───── Trecho fornecido
Além da constitucionalização do
direito à alimentação, há no Brasil a Lei Orgânica de Segurança Alimentar e
Nutricional (LOSAN), que aponta diretamente para a completa impossibilidade de
que agrotóxicos sejam liberados no nível que se pretende. Como é possível,
mesmo diante de tamanhas restrições institucionais, que um projeto como este
esteja avançando rumo à sua provável aprovação?
Os lírios não nascem das leis,
alertou Carlos Drummond de Andrade. Konrad Hesse, jurista alemão, concorda com
Drummond. Segundo ele, as formas políticas se movem independentemente das
formas jurídicas. Numa sociedade dividida em classes sociais, onde a produção
da riqueza coletivamente produzida gravita em torno da exploração do trabalho
alheio e de sua acumulação privada, não é a lei que vai mudar esta realidade.
──────────
───── Itens fornecidos
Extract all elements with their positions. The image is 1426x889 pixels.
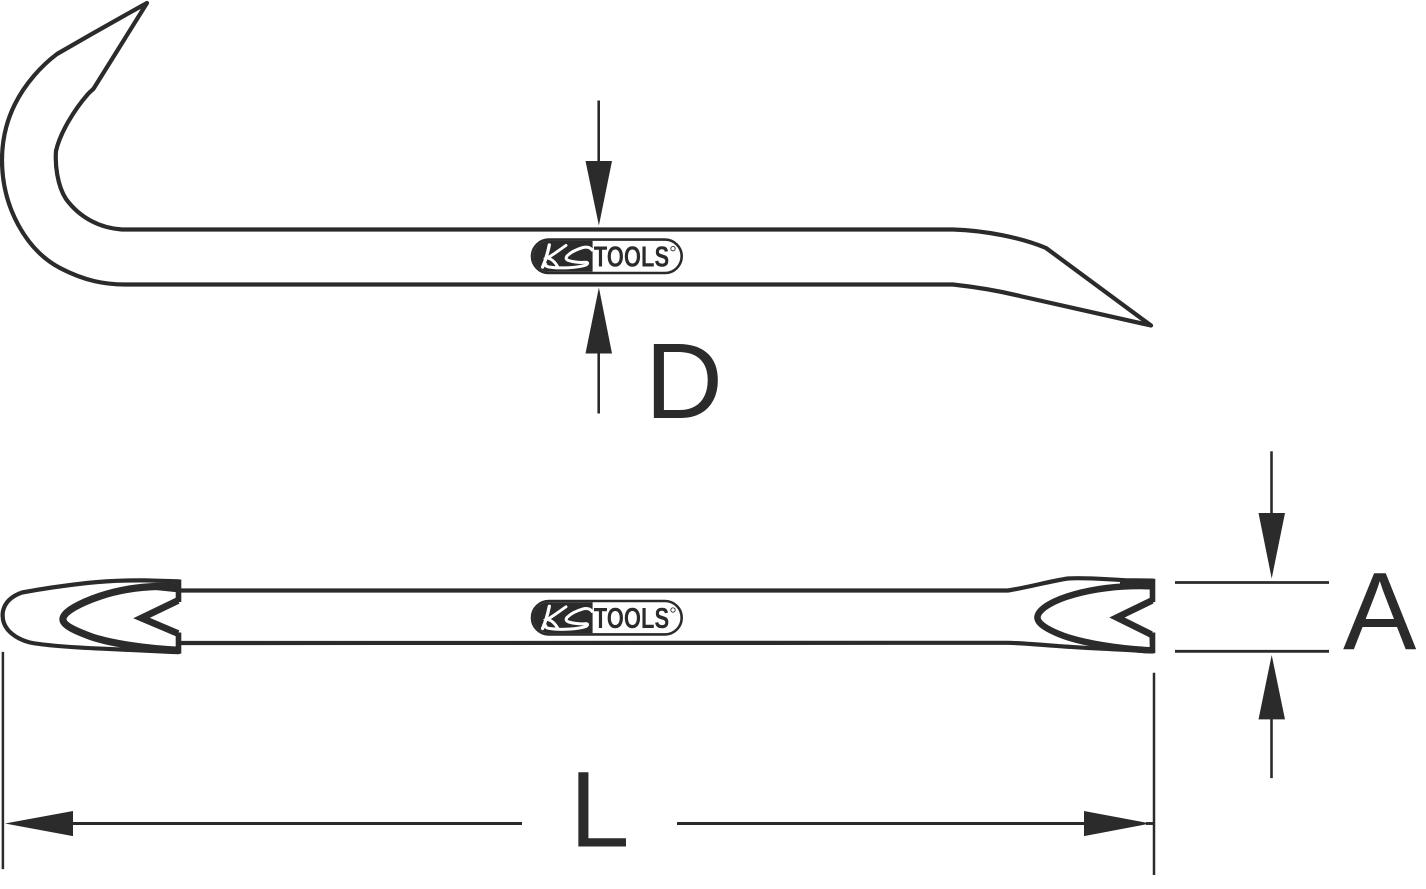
svg-text:L: L [570, 749, 630, 870]
svg-text:A: A [1343, 550, 1417, 673]
svg-text:D: D [645, 320, 723, 441]
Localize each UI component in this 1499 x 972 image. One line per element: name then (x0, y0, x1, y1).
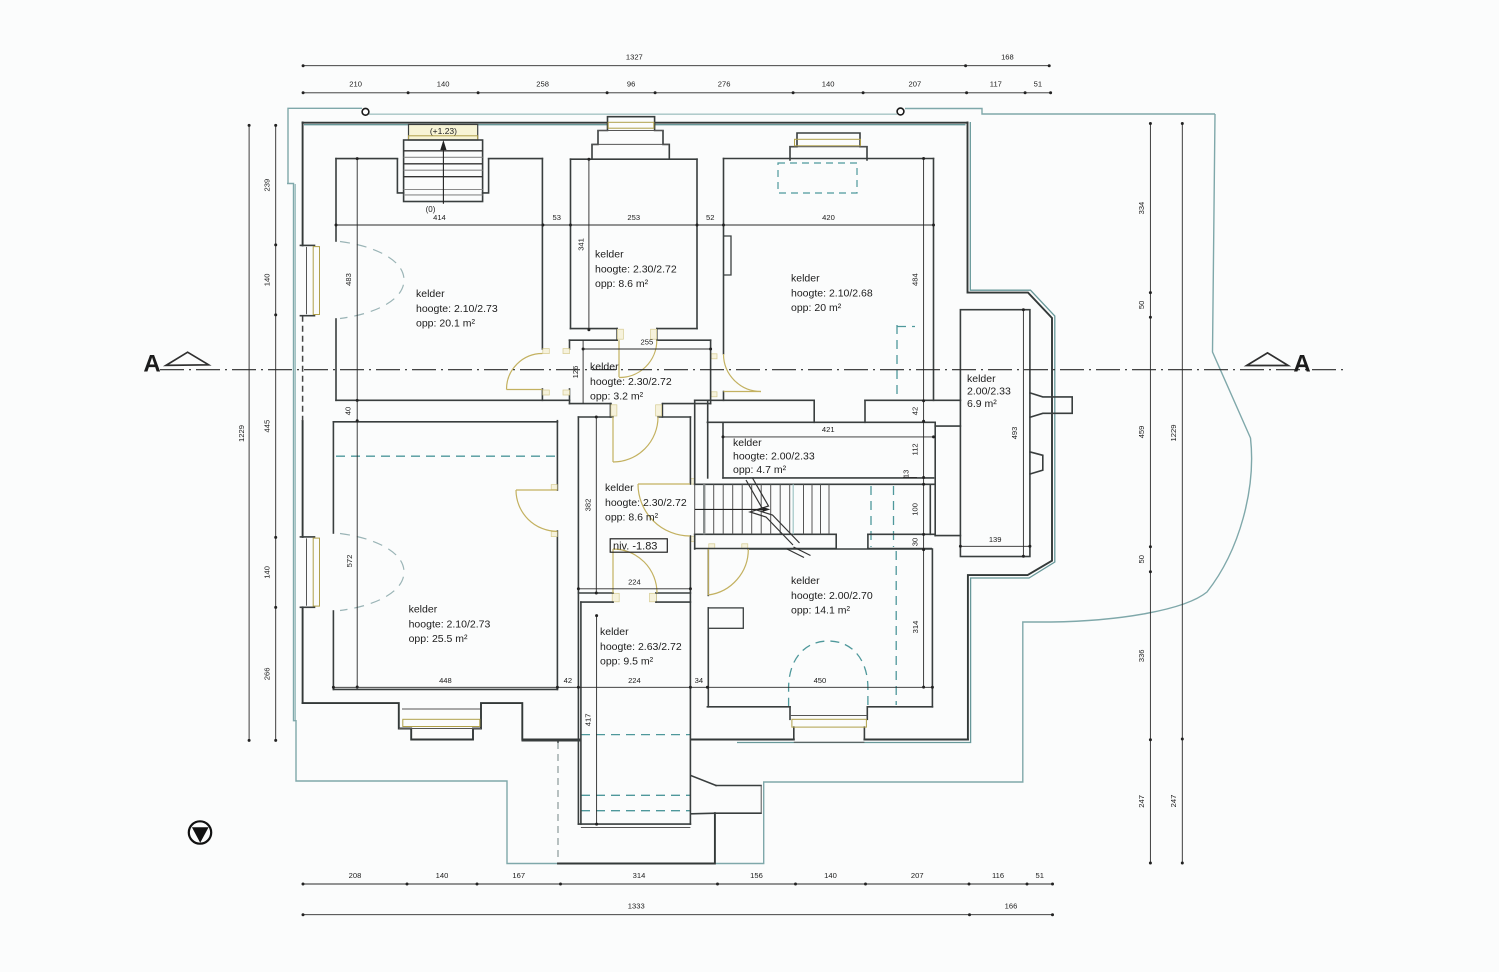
──────────
Enunciado escrito 1: Diga se cada afirmação está de acordo com o trecho sobre a LOSAN e os agrotóxicos. Responda sim ou não e cite literalmente as palavras decisivas. (a) A LOSAN aponta para a impossibilidade de liberar agrotóxicos no nível pretendido. (b) Konrad Hesse discorda de Drummond. (c) Para Hesse, as formas políticas se movem em dependência das formas jurídicas.
Enunciado escrito 2: Dê prosseguimento ao trecho sobre o direito à alimentação e os agrotóxicos a partir da última frase apresentada.

Resultado final 1:
(a) Sim: "aponta diretamente para a completa impossibilidade de que agrotóxicos sejam liberados no nível que se pretende".
(b) Não: "Konrad Hesse, jurista alemão, concorda com Drummond".
(c) Não: "as formas políticas se movem independentemente das formas jurídicas".

Resultado final 2:
Em Sobre a Questão Judaica,
Marx questiona se o que desejamos de fato é a emancipação política, expressa
pelo reconhecimento de direitos pelas vias legais, ou a emancipação humana,
radical, concreta e efetiva. Ao trazer esta problemática, Marx – que reconhece
a importância das conquistas institucionais, não as enxergando, contudo, como o
teto das lutas políticas – expõe os limites e contradições das democracias
liberais e do próprio modo de produção capitalista, que cria potenciais
emancipatórios ao mesmo tempo em que impossibilita que sejam entregues.
No campo da alimentação, por
exemplo, é possível identificar esta contradição com bastante clareza. Existe
hoje tecnologia suficiente para alimentar, sem o uso de agrotóxicos, uma
população consideravelmente superior à do planeta, promessa que não é atingida
em razão dos frutos desta tecnologia estarem presos no cativeiro da sede
predatória por lucro. O resultado disso é uma assustadora quantidade de pessoas
ainda hoje morrendo de fome e padecendo dos males causados pelo consumo de
agrotóxicos.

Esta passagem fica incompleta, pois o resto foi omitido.